• OBJECTIVE:
Copy the lines below, substituting "image" for "screenshot" everywhere it appears and leaving everything else unchanged.

• RECORDS SUPPLIED:
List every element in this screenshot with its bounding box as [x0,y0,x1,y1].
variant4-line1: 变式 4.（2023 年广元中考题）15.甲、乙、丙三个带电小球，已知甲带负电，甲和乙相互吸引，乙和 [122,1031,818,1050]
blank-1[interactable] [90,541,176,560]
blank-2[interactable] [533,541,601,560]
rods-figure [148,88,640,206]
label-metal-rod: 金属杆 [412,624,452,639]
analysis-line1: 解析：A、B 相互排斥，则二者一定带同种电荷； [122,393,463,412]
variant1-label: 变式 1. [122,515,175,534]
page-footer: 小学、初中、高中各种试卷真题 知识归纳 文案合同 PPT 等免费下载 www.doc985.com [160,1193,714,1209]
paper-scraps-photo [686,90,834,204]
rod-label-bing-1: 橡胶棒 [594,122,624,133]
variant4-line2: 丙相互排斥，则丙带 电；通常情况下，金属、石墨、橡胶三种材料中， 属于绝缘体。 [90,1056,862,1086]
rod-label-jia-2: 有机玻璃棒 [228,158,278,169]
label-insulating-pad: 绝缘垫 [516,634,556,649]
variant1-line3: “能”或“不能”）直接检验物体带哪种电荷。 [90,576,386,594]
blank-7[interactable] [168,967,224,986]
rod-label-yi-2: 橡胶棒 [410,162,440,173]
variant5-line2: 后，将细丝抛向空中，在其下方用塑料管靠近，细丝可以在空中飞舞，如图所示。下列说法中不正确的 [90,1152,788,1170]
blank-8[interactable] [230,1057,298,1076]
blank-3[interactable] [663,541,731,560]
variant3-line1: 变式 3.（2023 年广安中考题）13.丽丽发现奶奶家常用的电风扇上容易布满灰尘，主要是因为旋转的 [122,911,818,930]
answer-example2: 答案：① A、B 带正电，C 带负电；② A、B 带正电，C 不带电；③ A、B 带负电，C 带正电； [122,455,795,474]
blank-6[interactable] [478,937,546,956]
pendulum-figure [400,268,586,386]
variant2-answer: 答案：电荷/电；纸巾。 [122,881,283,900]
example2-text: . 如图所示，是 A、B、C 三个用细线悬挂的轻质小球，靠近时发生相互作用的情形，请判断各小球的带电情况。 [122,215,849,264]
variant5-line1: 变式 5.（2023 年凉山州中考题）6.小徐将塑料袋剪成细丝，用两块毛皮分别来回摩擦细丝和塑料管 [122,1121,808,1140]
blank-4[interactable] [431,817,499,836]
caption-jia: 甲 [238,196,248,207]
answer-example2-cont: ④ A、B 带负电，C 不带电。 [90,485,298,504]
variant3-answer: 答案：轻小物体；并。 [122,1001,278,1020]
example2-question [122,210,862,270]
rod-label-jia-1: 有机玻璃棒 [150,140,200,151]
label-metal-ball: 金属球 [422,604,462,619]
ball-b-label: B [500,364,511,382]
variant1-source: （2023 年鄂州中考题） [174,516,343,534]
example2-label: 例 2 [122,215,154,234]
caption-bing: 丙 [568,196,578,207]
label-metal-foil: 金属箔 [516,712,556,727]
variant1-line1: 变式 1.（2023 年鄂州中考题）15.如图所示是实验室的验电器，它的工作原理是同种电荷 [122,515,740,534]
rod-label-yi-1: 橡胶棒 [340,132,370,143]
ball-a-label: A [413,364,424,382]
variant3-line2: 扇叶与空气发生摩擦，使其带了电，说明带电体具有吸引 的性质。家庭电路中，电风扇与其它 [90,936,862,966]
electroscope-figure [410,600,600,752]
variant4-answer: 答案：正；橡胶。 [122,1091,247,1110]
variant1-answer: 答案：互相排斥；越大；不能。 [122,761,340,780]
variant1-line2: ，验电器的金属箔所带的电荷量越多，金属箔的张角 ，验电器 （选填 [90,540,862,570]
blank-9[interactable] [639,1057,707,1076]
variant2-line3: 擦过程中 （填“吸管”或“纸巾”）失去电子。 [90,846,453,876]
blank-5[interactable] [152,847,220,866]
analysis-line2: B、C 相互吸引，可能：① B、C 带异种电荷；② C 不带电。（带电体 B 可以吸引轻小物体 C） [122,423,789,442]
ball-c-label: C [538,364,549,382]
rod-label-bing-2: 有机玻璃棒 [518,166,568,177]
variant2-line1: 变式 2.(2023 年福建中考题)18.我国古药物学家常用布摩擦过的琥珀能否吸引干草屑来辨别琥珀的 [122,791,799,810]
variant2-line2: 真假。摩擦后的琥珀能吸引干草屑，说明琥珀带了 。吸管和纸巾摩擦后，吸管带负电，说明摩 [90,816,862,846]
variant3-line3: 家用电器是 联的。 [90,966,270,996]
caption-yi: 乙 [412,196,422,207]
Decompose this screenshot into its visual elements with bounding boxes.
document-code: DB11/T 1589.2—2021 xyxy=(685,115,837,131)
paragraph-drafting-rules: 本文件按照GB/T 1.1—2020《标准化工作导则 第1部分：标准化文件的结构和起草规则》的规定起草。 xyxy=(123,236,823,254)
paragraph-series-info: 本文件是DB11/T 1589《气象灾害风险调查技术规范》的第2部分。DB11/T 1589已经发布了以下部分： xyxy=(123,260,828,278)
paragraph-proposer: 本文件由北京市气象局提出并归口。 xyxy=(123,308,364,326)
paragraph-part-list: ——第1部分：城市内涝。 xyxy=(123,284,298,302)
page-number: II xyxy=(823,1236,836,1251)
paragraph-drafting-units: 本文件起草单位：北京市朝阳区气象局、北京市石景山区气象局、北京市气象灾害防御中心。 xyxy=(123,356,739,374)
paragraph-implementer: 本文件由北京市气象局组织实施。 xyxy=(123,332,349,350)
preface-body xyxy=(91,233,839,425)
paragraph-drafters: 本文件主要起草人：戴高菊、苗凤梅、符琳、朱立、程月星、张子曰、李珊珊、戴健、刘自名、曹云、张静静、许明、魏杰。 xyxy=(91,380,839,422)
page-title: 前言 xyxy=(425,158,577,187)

• FULL ANSWER:
List every element in this image with its bounding box as [x0,y0,x1,y1].
variant4-line1: 变式 4.（2023 年广元中考题）15.甲、乙、丙三个带电小球，已知甲带负电，甲和乙相互吸引，乙和 [122,1031,818,1050]
blank-1[interactable] [90,541,176,560]
blank-2[interactable] [533,541,601,560]
rods-figure [148,88,640,206]
label-metal-rod: 金属杆 [412,624,452,639]
analysis-line1: 解析：A、B 相互排斥，则二者一定带同种电荷； [122,393,463,412]
variant1-label: 变式 1. [122,515,175,534]
page-footer: 小学、初中、高中各种试卷真题 知识归纳 文案合同 PPT 等免费下载 www.doc985.com [160,1193,714,1209]
paper-scraps-photo [686,90,834,204]
rod-label-bing-1: 橡胶棒 [594,122,624,133]
variant4-line2: 丙相互排斥，则丙带 电；通常情况下，金属、石墨、橡胶三种材料中， 属于绝缘体。 [90,1056,862,1086]
rod-label-jia-2: 有机玻璃棒 [228,158,278,169]
label-insulating-pad: 绝缘垫 [516,634,556,649]
variant1-line3: “能”或“不能”）直接检验物体带哪种电荷。 [90,576,386,594]
blank-7[interactable] [168,967,224,986]
rod-label-yi-2: 橡胶棒 [410,162,440,173]
variant5-line2: 后，将细丝抛向空中，在其下方用塑料管靠近，细丝可以在空中飞舞，如图所示。下列说法中不正确的 [90,1152,788,1170]
blank-8[interactable] [230,1057,298,1076]
blank-3[interactable] [663,541,731,560]
variant3-line1: 变式 3.（2023 年广安中考题）13.丽丽发现奶奶家常用的电风扇上容易布满灰尘，主要是因为旋转的 [122,911,818,930]
answer-example2: 答案：① A、B 带正电，C 带负电；② A、B 带正电，C 不带电；③ A、B 带负电，C 带正电； [122,455,795,474]
blank-6[interactable] [478,937,546,956]
pendulum-figure [400,268,586,386]
variant2-answer: 答案：电荷/电；纸巾。 [122,881,283,900]
example2-text: . 如图所示，是 A、B、C 三个用细线悬挂的轻质小球，靠近时发生相互作用的情形，请判断各小球的带电情况。 [122,215,849,264]
variant5-line1: 变式 5.（2023 年凉山州中考题）6.小徐将塑料袋剪成细丝，用两块毛皮分别来回摩擦细丝和塑料管 [122,1121,808,1140]
blank-4[interactable] [431,817,499,836]
caption-jia: 甲 [238,196,248,207]
answer-example2-cont: ④ A、B 带负电，C 不带电。 [90,485,298,504]
variant3-answer: 答案：轻小物体；并。 [122,1001,278,1020]
example2-question [122,210,862,270]
rod-label-jia-1: 有机玻璃棒 [150,140,200,151]
label-metal-ball: 金属球 [422,604,462,619]
ball-b-label: B [500,364,511,382]
variant1-source: （2023 年鄂州中考题） [174,516,343,534]
example2-label: 例 2 [122,215,154,234]
caption-bing: 丙 [568,196,578,207]
label-metal-foil: 金属箔 [516,712,556,727]
variant1-line1: 变式 1.（2023 年鄂州中考题）15.如图所示是实验室的验电器，它的工作原理是同种电荷 [122,515,740,534]
rod-label-yi-1: 橡胶棒 [340,132,370,143]
ball-a-label: A [413,364,424,382]
variant3-line2: 扇叶与空气发生摩擦，使其带了电，说明带电体具有吸引 的性质。家庭电路中，电风扇与其它 [90,936,862,966]
electroscope-figure [410,600,600,752]
variant4-answer: 答案：正；橡胶。 [122,1091,247,1110]
variant1-answer: 答案：互相排斥；越大；不能。 [122,761,340,780]
variant1-line2: ，验电器的金属箔所带的电荷量越多，金属箔的张角 ，验电器 （选填 [90,540,862,570]
blank-9[interactable] [639,1057,707,1076]
variant2-line3: 擦过程中 （填“吸管”或“纸巾”）失去电子。 [90,846,453,876]
blank-5[interactable] [152,847,220,866]
analysis-line2: B、C 相互吸引，可能：① B、C 带异种电荷；② C 不带电。（带电体 B 可以吸引轻小物体 C） [122,423,789,442]
ball-c-label: C [538,364,549,382]
rod-label-bing-2: 有机玻璃棒 [518,166,568,177]
variant2-line1: 变式 2.(2023 年福建中考题)18.我国古药物学家常用布摩擦过的琥珀能否吸引干草屑来辨别琥珀的 [122,791,799,810]
variant2-line2: 真假。摩擦后的琥珀能吸引干草屑，说明琥珀带了 。吸管和纸巾摩擦后，吸管带负电，说明摩 [90,816,862,846]
variant3-line3: 家用电器是 联的。 [90,966,270,996]
caption-yi: 乙 [412,196,422,207]
Decompose this image into its visual elements with bounding boxes.
document-code: DB11/T 1589.2—2021 xyxy=(685,115,837,131)
paragraph-drafting-rules: 本文件按照GB/T 1.1—2020《标准化工作导则 第1部分：标准化文件的结构和起草规则》的规定起草。 xyxy=(123,236,823,254)
paragraph-series-info: 本文件是DB11/T 1589《气象灾害风险调查技术规范》的第2部分。DB11/T 1589已经发布了以下部分： xyxy=(123,260,828,278)
paragraph-proposer: 本文件由北京市气象局提出并归口。 xyxy=(123,308,364,326)
paragraph-part-list: ——第1部分：城市内涝。 xyxy=(123,284,298,302)
page-number: II xyxy=(823,1236,836,1251)
paragraph-drafting-units: 本文件起草单位：北京市朝阳区气象局、北京市石景山区气象局、北京市气象灾害防御中心。 xyxy=(123,356,739,374)
paragraph-implementer: 本文件由北京市气象局组织实施。 xyxy=(123,332,349,350)
preface-body xyxy=(91,233,839,425)
paragraph-drafters: 本文件主要起草人：戴高菊、苗凤梅、符琳、朱立、程月星、张子曰、李珊珊、戴健、刘自名、曹云、张静静、许明、魏杰。 xyxy=(91,380,839,422)
page-title: 前言 xyxy=(425,158,577,187)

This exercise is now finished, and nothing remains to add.